**EXERCISE PROMPT:**
Each entry that follows is to be retyped exactly. Pictures do not belong in the copy.

**PROVIDED RECORDS:**
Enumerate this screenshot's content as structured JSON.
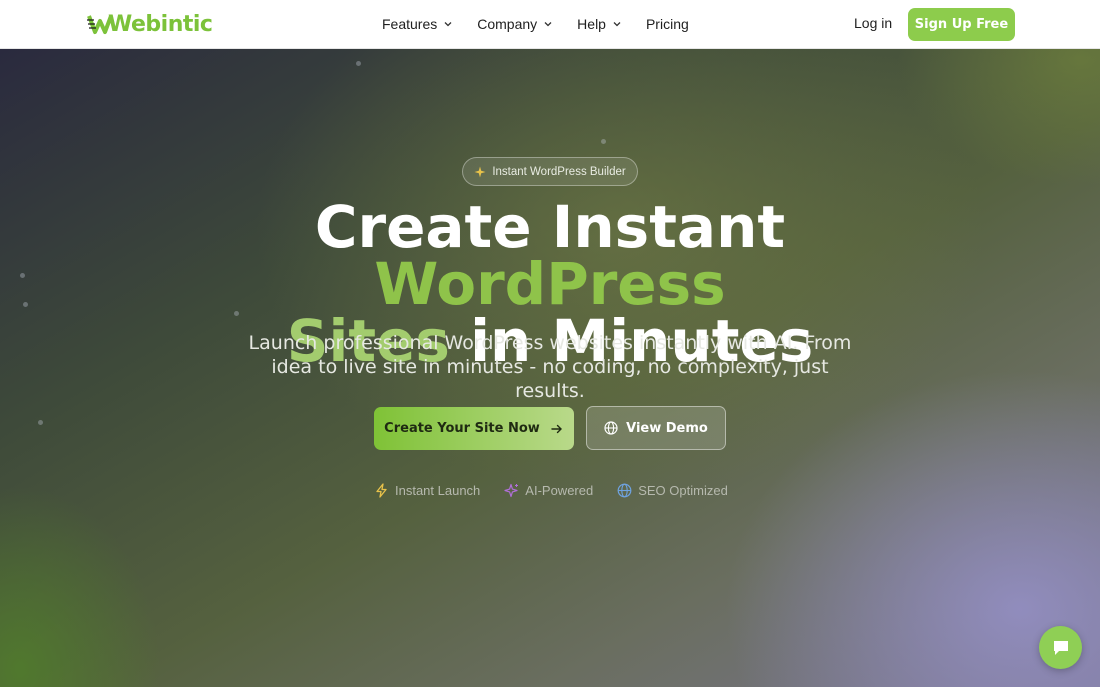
{
  "header": {
    "logo_text": "Webintic",
    "nav": [
      {
        "label": "Features",
        "has_dropdown": true
      },
      {
        "label": "Company",
        "has_dropdown": true
      },
      {
        "label": "Help",
        "has_dropdown": true
      },
      {
        "label": "Pricing",
        "has_dropdown": false
      }
    ],
    "login_label": "Log in",
    "signup_label": "Sign Up Free"
  },
  "hero": {
    "badge": {
      "icon": "sparkle-icon",
      "text": "Instant WordPress Builder"
    },
    "title": {
      "part1": "Create Instant ",
      "highlight1": "WordPress",
      "highlight2": "Sites",
      "part2": " in Minutes"
    },
    "subtitle": "Launch professional WordPress websites instantly with AI. From idea to live site in minutes - no coding, no complexity, just results.",
    "primary_button": {
      "label": "Create Your Site Now",
      "icon": "arrow-right-icon"
    },
    "secondary_button": {
      "label": "View Demo",
      "icon": "globe-icon"
    },
    "features": [
      {
        "label": "Instant Launch",
        "icon": "lightning-icon"
      },
      {
        "label": "AI-Powered",
        "icon": "sparkle-icon"
      },
      {
        "label": "SEO Optimized",
        "icon": "globe-icon"
      }
    ]
  },
  "chat_widget": {
    "icon": "chat-icon"
  },
  "colors": {
    "brand_green": "#7cc23a",
    "signup_button": "#8dcc4c",
    "highlight_text": "#8fc34a",
    "chat_button": "#8fcf55"
  }
}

**ANSWER TO THIS EXERCISE:**
Enumerate this screenshot's content as structured JSON.
{
  "header": {
    "logo_text": "Webintic",
    "nav": [
      {
        "label": "Features",
        "has_dropdown": true
      },
      {
        "label": "Company",
        "has_dropdown": true
      },
      {
        "label": "Help",
        "has_dropdown": true
      },
      {
        "label": "Pricing",
        "has_dropdown": false
      }
    ],
    "login_label": "Log in",
    "signup_label": "Sign Up Free"
  },
  "hero": {
    "badge": {
      "icon": "sparkle-icon",
      "text": "Instant WordPress Builder"
    },
    "title": {
      "part1": "Create Instant ",
      "highlight1": "WordPress",
      "highlight2": "Sites",
      "part2": " in Minutes"
    },
    "subtitle": "Launch professional WordPress websites instantly with AI. From idea to live site in minutes - no coding, no complexity, just results.",
    "primary_button": {
      "label": "Create Your Site Now",
      "icon": "arrow-right-icon"
    },
    "secondary_button": {
      "label": "View Demo",
      "icon": "globe-icon"
    },
    "features": [
      {
        "label": "Instant Launch",
        "icon": "lightning-icon"
      },
      {
        "label": "AI-Powered",
        "icon": "sparkle-icon"
      },
      {
        "label": "SEO Optimized",
        "icon": "globe-icon"
      }
    ]
  },
  "chat_widget": {
    "icon": "chat-icon"
  },
  "colors": {
    "brand_green": "#7cc23a",
    "signup_button": "#8dcc4c",
    "highlight_text": "#8fc34a",
    "chat_button": "#8fcf55"
  }
}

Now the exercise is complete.